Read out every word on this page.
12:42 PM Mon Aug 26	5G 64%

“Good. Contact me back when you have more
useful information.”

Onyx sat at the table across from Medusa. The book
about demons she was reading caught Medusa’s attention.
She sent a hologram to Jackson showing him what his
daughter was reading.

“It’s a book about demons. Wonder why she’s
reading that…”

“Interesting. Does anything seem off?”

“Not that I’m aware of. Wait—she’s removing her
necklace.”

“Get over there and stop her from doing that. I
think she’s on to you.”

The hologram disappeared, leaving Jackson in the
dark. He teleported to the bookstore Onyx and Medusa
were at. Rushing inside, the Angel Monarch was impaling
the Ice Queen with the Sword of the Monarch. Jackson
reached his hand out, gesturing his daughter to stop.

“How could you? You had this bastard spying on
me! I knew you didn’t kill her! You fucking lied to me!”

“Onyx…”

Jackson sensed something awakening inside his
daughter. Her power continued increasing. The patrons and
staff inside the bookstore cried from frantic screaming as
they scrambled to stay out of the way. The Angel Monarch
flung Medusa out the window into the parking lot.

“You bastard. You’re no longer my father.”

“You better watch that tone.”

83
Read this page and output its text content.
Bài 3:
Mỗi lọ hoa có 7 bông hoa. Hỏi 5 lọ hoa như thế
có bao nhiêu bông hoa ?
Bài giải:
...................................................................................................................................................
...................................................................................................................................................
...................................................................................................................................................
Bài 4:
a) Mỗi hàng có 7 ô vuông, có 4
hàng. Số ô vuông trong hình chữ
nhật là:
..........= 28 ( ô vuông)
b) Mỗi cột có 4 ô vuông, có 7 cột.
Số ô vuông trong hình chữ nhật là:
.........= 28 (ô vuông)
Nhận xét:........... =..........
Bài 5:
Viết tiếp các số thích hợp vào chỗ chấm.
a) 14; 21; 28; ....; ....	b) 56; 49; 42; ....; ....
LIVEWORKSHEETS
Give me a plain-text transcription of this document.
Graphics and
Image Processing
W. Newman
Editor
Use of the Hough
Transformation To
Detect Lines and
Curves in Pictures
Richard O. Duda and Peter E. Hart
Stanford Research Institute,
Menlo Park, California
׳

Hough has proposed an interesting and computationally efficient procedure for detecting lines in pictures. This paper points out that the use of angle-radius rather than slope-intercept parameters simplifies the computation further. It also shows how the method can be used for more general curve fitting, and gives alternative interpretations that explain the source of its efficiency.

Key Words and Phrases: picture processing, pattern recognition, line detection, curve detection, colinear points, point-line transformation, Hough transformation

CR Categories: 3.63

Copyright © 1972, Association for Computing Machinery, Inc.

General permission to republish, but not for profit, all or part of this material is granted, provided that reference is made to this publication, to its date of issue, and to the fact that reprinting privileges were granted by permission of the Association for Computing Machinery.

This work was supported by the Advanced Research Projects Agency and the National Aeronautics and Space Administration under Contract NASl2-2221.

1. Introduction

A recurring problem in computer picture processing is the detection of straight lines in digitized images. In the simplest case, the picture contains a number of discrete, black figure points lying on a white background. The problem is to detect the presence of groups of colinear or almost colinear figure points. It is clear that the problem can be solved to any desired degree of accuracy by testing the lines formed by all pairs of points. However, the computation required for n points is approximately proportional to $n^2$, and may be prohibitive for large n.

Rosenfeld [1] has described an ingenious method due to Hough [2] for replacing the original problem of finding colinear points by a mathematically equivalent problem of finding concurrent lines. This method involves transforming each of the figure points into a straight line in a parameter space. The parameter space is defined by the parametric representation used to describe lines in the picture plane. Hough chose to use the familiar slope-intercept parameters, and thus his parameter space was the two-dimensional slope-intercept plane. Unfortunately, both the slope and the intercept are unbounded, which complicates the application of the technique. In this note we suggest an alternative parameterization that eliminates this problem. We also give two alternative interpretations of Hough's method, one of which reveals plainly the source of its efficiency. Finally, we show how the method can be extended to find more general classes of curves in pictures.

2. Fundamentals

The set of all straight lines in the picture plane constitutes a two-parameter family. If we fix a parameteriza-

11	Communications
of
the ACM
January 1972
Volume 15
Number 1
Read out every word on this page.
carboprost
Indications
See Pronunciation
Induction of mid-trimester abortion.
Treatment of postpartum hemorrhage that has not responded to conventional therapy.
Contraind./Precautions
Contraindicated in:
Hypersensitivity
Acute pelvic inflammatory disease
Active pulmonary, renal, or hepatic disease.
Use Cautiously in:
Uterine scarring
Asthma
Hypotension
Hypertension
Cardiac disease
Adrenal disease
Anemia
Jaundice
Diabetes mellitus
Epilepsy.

_Work to be completed_: From the data above, copy out every line with the string "straight" in it.

_Result of this task_:
A recurring problem in computer picture processing is the detection of straight lines in digitized images. In the simplest case, the picture contains a number of discrete, black figure points lying on a white background. The problem is to detect the presence of groups of colinear or almost colinear figure points. It is clear that the problem can be solved to any desired degree of accuracy by testing the lines formed by all pairs of points. However, the computation required for n points is approximately proportional to $n^2$, and may be prohibitive for large n.
Rosenfeld [1] has described an ingenious method due to Hough [2] for replacing the original problem of finding colinear points by a mathematically equivalent problem of finding concurrent lines. This method involves transforming each of the figure points into a straight line in a parameter space. The parameter space is defined by the parametric representation used to describe lines in the picture plane. Hough chose to use the familiar slope-intercept parameters, and thus his parameter space was the two-dimensional slope-intercept plane. Unfortunately, both the slope and the intercept are unbounded, which complicates the application of the technique. In this note we suggest an alternative parameterization that eliminates this problem. We also give two alternative interpretations of Hough's method, one of which reveals plainly the source of its efficiency. Finally, we show how the method can be extended to find more general classes of curves in pictures.
The set of all straight lines in the picture plane constitutes a two-parameter family. If we fix a parameteriza-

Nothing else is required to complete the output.